EXERCISE INSTRUCTIONS: Every line below that includes "this" counts toward the total. Report that total alone.

>> BEGIN THE DATA

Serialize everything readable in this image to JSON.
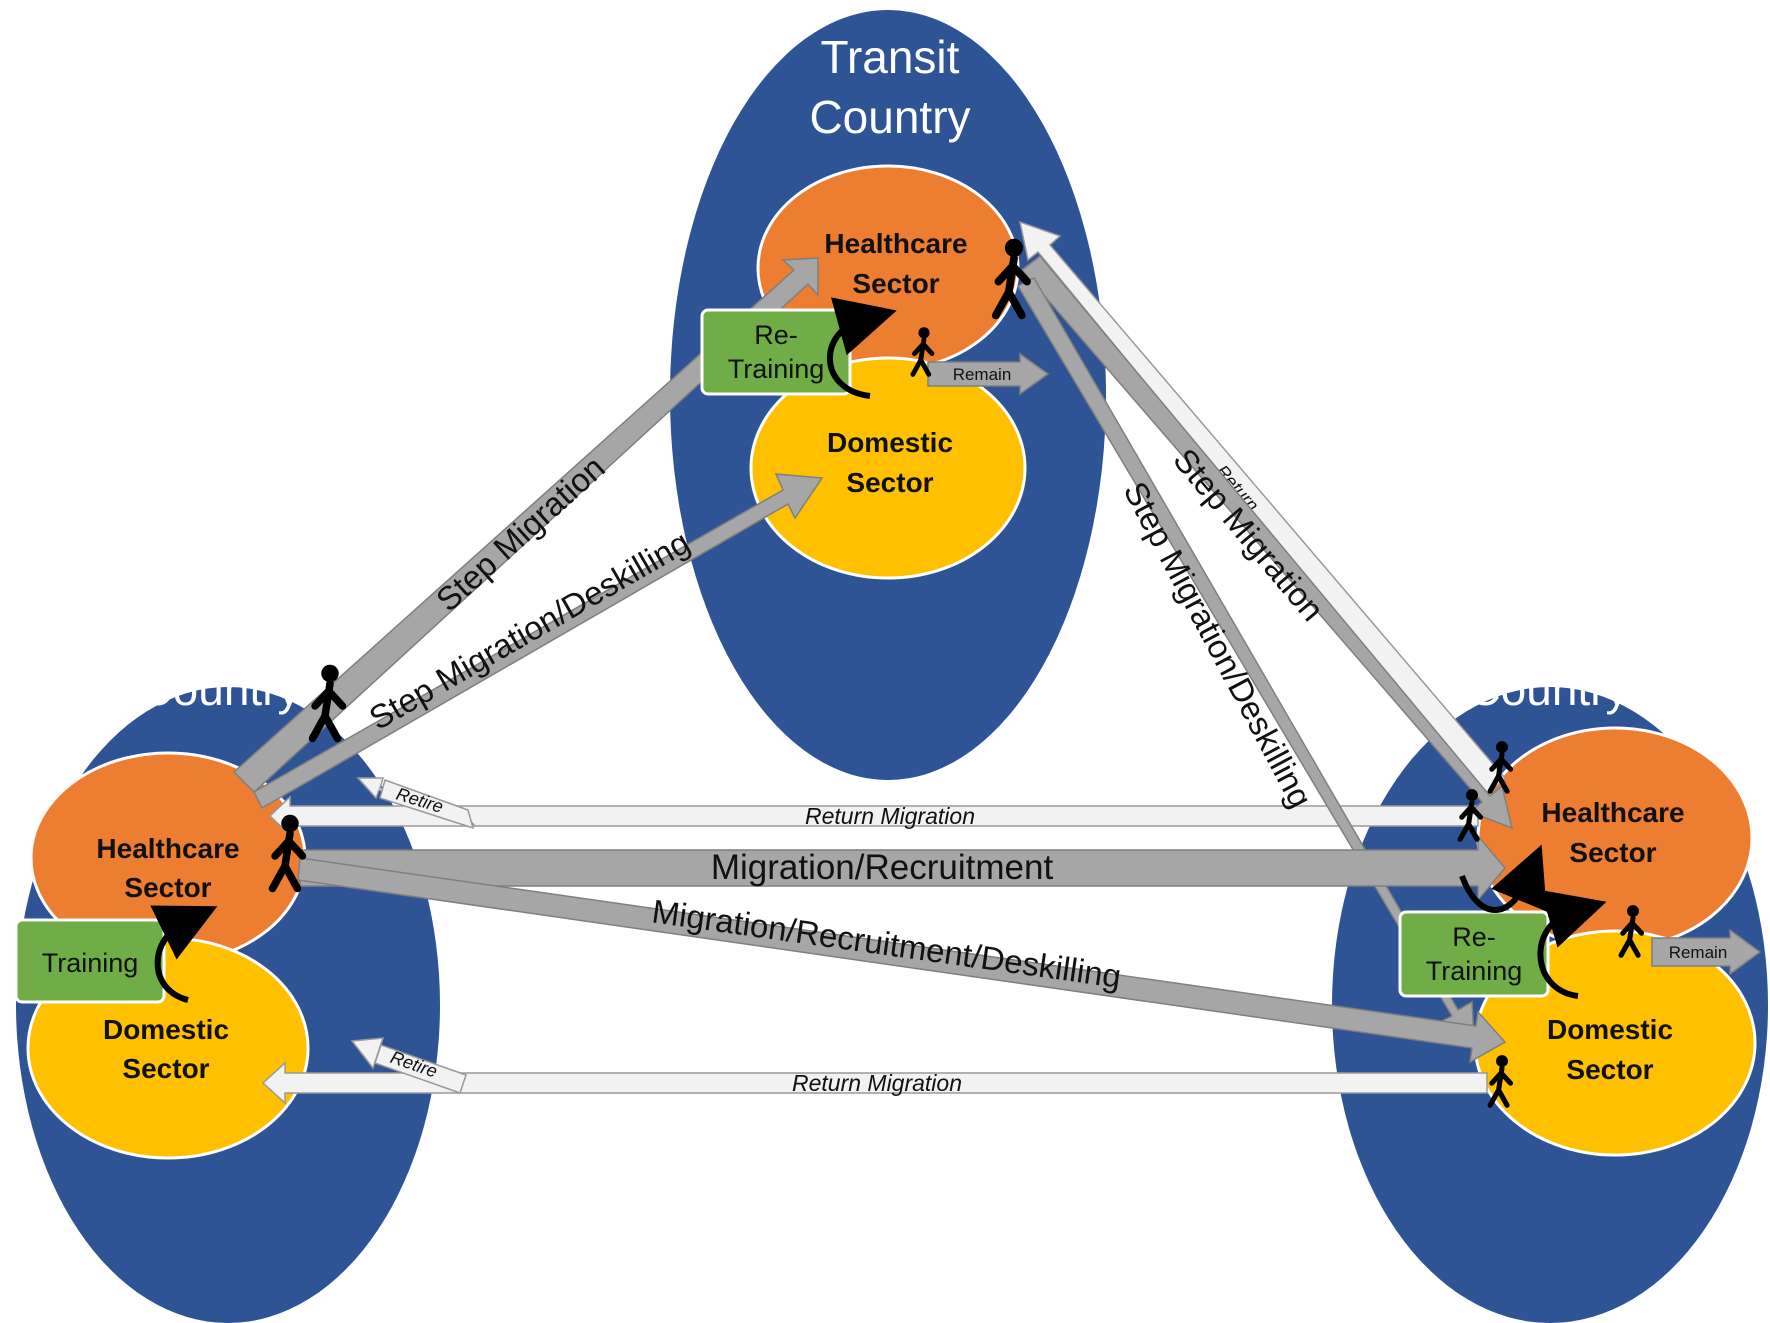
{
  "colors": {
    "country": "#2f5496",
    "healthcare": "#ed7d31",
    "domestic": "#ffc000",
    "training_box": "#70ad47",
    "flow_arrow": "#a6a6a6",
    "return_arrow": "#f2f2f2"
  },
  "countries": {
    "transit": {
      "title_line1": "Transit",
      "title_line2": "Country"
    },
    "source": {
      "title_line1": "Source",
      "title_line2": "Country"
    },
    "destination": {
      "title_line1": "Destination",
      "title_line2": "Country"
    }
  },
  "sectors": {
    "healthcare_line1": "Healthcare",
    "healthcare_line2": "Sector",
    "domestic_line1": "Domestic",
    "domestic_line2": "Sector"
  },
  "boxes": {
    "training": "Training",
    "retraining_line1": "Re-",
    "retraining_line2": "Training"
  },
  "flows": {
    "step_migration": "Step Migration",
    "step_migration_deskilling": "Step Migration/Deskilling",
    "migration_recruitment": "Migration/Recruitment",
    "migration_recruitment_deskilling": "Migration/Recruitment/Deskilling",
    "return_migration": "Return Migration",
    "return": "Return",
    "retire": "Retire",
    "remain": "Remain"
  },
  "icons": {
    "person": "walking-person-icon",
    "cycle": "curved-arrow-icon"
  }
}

>> END THE DATA
>> BEGIN THE DATA

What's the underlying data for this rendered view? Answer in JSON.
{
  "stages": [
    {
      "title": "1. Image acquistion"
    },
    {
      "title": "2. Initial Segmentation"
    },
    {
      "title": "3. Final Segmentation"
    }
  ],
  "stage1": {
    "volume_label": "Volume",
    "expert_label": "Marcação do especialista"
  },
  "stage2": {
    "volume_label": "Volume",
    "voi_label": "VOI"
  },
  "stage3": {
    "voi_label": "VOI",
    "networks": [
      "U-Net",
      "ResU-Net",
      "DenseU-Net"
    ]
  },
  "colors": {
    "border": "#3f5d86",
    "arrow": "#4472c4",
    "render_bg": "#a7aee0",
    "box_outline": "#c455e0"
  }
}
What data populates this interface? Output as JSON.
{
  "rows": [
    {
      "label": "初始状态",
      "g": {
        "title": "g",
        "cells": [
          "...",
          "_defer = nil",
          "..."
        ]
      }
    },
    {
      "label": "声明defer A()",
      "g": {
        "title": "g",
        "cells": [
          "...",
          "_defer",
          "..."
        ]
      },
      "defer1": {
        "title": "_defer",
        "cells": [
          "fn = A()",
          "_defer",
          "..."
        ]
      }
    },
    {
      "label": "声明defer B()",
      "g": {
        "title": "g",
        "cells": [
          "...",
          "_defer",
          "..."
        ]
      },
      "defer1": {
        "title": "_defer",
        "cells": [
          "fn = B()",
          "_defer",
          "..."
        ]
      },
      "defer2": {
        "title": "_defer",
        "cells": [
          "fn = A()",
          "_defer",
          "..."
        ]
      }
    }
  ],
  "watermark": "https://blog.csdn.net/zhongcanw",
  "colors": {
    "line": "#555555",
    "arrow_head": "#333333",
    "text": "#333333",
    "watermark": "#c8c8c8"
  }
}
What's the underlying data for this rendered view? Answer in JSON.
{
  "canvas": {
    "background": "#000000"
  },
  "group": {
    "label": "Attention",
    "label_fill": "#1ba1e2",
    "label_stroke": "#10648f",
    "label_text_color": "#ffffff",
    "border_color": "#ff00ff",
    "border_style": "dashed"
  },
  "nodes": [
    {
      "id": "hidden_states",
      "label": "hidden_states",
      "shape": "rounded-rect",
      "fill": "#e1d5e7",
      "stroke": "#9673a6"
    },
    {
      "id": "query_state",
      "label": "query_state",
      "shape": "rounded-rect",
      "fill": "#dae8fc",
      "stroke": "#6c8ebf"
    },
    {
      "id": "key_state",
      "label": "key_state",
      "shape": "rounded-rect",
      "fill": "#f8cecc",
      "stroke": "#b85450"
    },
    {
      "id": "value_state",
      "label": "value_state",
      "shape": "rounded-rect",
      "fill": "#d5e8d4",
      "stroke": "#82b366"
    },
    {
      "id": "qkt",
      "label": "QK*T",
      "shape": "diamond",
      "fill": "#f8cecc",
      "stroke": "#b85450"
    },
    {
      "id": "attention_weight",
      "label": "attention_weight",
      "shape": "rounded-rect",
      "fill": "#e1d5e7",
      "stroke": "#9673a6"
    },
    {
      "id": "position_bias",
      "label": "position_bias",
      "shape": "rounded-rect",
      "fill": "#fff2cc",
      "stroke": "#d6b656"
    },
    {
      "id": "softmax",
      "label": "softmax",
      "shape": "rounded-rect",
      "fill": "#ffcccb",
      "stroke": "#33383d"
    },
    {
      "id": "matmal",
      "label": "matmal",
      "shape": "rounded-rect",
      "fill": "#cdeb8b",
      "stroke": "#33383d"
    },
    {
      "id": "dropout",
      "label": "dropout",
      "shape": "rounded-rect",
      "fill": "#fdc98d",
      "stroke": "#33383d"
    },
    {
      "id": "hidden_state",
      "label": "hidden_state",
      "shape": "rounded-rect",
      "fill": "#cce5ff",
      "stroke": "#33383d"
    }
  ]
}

>> END THE DATA

REPLY TO THE EXERCISE: 4